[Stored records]
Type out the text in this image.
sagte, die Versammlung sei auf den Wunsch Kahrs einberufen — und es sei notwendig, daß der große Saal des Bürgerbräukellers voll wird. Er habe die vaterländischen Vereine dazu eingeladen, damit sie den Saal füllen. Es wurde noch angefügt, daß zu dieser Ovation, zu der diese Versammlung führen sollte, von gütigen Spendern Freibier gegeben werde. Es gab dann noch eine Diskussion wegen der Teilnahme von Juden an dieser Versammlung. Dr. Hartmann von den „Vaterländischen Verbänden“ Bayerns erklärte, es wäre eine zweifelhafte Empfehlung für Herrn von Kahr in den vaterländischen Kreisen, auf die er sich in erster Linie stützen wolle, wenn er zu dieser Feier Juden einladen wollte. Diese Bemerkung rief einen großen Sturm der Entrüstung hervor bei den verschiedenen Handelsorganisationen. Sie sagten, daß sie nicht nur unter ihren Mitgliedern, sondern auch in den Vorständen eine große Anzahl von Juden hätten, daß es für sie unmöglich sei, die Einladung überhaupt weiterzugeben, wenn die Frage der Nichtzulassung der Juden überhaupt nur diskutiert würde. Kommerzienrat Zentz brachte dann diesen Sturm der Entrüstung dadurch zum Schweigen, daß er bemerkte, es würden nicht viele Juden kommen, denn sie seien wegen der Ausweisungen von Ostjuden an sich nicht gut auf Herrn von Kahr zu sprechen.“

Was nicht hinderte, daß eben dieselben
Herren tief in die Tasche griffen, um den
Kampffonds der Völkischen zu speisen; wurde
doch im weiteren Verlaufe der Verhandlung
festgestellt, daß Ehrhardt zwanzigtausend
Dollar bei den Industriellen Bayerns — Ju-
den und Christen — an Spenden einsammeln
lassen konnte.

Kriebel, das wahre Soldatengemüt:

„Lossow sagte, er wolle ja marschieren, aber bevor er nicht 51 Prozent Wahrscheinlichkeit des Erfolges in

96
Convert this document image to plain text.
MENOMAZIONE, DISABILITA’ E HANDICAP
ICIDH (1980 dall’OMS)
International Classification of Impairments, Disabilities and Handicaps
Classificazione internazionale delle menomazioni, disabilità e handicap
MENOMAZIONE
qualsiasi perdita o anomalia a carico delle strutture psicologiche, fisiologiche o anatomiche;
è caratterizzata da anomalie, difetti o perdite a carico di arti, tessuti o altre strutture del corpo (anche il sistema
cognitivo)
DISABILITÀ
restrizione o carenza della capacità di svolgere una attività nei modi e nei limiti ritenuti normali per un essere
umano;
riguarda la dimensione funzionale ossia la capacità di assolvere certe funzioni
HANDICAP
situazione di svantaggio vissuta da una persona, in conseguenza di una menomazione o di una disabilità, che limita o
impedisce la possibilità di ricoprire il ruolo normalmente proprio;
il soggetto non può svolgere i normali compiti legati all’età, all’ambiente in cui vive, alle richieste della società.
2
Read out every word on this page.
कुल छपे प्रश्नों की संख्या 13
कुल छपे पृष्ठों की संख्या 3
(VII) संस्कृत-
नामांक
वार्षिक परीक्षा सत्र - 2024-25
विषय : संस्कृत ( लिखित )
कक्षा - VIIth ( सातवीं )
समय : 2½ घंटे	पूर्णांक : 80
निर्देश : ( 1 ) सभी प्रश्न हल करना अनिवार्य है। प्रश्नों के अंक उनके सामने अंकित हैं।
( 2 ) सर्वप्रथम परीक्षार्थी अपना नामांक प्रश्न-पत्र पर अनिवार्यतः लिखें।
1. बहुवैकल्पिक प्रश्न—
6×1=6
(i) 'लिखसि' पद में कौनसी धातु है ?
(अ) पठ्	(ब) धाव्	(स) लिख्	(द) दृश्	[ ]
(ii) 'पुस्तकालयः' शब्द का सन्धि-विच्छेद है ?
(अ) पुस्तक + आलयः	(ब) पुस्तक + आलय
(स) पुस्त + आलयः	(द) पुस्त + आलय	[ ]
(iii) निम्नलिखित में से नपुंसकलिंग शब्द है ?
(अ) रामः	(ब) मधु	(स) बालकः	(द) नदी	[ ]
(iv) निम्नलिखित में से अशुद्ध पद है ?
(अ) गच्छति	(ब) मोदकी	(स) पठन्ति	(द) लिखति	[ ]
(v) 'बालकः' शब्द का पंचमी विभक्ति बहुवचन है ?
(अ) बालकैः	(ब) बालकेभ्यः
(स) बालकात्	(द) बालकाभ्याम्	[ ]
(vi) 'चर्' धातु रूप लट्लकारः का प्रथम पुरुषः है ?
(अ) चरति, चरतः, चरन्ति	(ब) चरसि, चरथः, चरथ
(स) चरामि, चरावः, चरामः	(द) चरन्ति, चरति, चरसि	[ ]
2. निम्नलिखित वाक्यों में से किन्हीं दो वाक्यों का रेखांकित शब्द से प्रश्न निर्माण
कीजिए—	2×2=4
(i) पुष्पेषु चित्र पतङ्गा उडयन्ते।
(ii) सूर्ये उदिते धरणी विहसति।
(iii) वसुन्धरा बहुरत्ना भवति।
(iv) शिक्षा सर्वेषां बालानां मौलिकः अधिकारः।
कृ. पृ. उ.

WHAT YOU NEED TO DO | From the entries above, copy each line holding "this".

SOLUTION |
Type out the text in this image.
Convert this document image to plain text.
Read out every word on this page.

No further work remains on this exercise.